Given task: Copy out each line featuring the string "responsable" from the entries beneath.

[Dataset items]
_ _ _

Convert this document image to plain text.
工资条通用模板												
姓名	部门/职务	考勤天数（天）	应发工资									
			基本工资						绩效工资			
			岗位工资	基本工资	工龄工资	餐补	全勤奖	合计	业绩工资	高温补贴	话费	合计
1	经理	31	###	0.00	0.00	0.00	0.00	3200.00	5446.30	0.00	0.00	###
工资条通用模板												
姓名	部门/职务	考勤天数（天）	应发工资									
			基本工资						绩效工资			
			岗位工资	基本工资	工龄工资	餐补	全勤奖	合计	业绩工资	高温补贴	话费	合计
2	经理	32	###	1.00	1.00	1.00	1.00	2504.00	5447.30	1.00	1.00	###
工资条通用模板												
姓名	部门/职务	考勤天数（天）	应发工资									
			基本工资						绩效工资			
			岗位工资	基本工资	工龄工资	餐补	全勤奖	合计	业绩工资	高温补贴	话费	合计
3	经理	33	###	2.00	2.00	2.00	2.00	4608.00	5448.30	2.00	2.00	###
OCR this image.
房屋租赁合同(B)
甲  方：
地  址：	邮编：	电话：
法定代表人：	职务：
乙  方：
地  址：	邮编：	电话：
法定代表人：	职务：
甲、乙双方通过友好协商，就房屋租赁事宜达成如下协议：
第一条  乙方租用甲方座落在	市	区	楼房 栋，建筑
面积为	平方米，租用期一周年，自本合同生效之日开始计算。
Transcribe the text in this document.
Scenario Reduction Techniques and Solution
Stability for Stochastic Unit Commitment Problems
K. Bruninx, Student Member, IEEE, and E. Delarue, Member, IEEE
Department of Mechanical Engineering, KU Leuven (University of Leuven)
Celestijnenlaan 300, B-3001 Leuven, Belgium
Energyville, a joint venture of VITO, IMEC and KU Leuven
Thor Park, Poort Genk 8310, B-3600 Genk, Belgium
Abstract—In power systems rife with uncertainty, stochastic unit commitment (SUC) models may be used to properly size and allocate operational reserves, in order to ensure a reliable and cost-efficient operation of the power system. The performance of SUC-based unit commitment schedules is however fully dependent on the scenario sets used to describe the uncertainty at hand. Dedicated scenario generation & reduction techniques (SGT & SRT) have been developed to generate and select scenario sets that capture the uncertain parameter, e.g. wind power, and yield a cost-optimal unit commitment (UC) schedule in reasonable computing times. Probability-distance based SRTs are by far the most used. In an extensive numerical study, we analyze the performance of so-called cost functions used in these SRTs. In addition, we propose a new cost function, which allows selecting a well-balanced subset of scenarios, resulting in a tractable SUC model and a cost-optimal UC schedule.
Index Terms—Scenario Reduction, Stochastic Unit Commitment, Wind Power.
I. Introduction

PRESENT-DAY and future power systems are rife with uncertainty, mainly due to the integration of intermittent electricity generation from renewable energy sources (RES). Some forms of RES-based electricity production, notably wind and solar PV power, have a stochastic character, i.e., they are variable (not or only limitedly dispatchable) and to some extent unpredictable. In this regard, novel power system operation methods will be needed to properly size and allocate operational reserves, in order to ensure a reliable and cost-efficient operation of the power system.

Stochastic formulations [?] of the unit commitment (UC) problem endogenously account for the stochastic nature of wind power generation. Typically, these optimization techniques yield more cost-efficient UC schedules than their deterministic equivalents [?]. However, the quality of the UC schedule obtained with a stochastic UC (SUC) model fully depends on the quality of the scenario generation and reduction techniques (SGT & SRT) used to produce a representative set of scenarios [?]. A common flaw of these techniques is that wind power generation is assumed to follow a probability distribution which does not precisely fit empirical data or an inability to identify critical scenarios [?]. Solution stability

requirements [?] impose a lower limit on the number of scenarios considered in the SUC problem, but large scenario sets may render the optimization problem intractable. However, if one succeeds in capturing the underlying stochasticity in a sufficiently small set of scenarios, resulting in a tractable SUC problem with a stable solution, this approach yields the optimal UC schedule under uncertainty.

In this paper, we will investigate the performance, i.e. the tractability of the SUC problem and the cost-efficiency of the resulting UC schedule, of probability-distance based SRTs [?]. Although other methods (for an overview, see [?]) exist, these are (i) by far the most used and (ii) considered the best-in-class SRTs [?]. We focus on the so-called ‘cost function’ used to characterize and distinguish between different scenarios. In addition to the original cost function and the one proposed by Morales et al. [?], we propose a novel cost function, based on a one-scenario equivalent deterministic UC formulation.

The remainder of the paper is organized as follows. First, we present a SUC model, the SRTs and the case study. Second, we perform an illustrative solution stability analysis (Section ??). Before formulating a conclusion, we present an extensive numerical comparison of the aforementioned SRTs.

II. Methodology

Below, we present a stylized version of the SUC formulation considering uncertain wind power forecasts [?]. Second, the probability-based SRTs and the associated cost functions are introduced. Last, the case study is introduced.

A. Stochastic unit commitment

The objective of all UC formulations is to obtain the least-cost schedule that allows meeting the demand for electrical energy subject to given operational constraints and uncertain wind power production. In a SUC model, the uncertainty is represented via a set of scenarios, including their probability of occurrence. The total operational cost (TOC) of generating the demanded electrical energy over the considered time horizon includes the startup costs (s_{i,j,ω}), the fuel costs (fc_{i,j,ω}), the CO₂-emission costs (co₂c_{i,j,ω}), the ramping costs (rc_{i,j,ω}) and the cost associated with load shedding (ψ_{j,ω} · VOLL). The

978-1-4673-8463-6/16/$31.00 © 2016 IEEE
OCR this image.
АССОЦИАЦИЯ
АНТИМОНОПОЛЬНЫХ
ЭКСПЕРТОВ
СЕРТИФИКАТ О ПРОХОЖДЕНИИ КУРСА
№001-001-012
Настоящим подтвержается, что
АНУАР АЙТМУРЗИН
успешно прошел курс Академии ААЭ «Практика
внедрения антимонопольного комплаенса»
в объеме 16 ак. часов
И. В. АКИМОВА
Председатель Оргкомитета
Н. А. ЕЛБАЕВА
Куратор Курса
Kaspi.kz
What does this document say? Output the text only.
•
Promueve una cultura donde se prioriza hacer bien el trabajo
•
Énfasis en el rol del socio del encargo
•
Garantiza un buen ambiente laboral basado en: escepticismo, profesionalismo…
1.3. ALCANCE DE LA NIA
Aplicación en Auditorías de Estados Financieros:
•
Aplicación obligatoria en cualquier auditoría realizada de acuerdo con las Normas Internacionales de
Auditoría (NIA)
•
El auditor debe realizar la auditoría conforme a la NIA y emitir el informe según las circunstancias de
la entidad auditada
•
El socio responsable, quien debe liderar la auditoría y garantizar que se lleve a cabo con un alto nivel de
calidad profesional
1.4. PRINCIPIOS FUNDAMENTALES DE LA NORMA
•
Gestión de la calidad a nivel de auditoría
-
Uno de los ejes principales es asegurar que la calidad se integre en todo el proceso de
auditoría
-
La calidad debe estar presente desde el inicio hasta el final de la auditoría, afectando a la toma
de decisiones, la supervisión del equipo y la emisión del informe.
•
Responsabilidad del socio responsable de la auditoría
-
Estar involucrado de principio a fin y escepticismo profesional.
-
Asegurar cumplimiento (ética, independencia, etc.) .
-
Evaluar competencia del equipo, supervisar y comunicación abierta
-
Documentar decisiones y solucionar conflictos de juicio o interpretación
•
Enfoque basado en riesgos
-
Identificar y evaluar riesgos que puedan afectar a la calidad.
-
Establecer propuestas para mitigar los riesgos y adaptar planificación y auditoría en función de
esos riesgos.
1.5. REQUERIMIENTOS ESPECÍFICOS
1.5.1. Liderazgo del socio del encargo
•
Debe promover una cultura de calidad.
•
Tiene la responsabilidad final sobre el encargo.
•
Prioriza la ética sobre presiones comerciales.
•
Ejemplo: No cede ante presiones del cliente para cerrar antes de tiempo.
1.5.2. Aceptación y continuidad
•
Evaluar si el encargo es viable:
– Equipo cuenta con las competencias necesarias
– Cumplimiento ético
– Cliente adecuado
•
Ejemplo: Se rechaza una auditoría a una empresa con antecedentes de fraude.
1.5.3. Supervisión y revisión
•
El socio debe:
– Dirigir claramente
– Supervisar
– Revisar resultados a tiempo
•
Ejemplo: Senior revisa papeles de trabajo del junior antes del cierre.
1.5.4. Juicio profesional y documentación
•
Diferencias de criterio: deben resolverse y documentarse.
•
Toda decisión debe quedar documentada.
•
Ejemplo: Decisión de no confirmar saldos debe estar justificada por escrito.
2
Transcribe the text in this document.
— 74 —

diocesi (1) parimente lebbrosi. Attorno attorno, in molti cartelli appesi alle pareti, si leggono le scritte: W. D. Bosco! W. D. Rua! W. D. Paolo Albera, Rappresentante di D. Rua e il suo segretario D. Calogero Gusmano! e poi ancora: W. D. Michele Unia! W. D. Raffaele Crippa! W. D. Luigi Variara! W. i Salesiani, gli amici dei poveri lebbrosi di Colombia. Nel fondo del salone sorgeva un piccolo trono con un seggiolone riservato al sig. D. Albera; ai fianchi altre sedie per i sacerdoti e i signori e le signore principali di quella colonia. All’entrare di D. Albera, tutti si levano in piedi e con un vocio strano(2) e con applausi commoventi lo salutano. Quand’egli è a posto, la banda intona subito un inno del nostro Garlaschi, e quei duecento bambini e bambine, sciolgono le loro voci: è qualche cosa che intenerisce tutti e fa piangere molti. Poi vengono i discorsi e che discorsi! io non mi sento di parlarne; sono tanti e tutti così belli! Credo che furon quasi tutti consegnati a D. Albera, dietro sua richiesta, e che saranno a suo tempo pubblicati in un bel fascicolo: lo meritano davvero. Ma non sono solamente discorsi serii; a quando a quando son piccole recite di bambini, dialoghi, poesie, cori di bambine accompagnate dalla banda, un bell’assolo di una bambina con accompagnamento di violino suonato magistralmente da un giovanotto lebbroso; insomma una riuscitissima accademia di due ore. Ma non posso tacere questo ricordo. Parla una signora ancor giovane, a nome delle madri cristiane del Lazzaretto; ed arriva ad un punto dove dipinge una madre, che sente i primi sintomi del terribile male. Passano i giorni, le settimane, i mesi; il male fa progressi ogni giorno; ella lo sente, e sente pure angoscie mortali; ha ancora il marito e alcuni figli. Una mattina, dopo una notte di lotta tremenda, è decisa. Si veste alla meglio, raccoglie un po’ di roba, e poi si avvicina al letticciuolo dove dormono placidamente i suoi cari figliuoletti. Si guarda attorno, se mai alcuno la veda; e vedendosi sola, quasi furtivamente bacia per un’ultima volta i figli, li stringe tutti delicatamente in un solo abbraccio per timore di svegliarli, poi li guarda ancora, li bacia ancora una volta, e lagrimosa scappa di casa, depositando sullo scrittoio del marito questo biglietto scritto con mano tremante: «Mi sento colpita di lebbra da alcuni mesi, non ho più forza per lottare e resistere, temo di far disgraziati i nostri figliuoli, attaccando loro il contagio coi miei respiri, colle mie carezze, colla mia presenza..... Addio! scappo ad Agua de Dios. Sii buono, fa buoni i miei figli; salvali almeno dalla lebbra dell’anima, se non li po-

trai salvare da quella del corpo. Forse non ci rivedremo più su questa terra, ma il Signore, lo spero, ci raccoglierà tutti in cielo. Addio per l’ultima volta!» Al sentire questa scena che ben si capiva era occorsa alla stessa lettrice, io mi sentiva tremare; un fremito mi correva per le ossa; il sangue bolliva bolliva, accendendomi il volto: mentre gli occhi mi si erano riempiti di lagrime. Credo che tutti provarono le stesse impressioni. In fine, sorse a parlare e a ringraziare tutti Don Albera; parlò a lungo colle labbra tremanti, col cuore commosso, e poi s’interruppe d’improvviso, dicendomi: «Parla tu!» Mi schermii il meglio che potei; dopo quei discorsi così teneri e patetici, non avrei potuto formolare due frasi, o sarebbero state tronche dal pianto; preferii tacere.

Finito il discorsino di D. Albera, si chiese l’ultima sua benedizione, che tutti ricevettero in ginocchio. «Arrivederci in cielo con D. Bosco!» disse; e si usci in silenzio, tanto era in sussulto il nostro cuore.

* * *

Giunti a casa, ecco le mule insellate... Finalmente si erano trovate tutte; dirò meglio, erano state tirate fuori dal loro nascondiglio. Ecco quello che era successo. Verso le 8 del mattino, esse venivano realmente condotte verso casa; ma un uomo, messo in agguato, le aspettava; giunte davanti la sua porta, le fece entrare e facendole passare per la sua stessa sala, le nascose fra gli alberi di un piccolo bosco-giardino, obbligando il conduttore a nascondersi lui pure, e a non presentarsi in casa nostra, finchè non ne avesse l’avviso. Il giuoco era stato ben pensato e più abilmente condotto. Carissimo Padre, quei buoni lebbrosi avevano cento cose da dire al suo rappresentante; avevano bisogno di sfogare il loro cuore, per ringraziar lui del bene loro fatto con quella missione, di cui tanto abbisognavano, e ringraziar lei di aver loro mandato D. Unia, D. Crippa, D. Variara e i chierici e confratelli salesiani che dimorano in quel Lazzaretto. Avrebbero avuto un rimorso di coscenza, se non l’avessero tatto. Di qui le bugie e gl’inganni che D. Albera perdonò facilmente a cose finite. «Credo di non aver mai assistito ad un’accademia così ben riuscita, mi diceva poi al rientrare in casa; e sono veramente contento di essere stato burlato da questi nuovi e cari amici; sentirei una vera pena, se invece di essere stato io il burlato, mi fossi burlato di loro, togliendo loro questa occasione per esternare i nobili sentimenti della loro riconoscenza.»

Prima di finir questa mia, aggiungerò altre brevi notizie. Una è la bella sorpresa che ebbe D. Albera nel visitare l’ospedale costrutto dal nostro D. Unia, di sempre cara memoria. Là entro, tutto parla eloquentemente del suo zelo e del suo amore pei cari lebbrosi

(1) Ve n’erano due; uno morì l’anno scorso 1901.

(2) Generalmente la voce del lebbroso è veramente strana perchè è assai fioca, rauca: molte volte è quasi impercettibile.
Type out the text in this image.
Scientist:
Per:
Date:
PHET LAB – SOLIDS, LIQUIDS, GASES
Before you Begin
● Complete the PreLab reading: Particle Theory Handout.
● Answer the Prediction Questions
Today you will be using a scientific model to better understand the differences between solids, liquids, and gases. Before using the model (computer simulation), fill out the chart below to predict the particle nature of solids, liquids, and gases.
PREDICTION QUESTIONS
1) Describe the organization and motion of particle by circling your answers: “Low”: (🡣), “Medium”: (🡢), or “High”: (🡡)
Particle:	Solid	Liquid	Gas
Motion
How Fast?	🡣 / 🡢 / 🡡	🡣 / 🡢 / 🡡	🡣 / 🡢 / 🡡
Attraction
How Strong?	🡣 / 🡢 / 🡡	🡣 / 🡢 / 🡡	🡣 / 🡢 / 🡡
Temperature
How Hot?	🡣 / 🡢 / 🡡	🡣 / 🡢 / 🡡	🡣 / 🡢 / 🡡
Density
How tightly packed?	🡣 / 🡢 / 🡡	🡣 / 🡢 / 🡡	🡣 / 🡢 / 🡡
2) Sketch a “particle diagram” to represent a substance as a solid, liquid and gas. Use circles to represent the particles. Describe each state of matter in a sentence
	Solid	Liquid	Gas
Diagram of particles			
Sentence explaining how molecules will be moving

_ _ _

Expected answer:
El socio responsable, quien debe liderar la auditoría y garantizar que se lleve a cabo con un alto nivel de
Responsabilidad del socio responsable de la auditoría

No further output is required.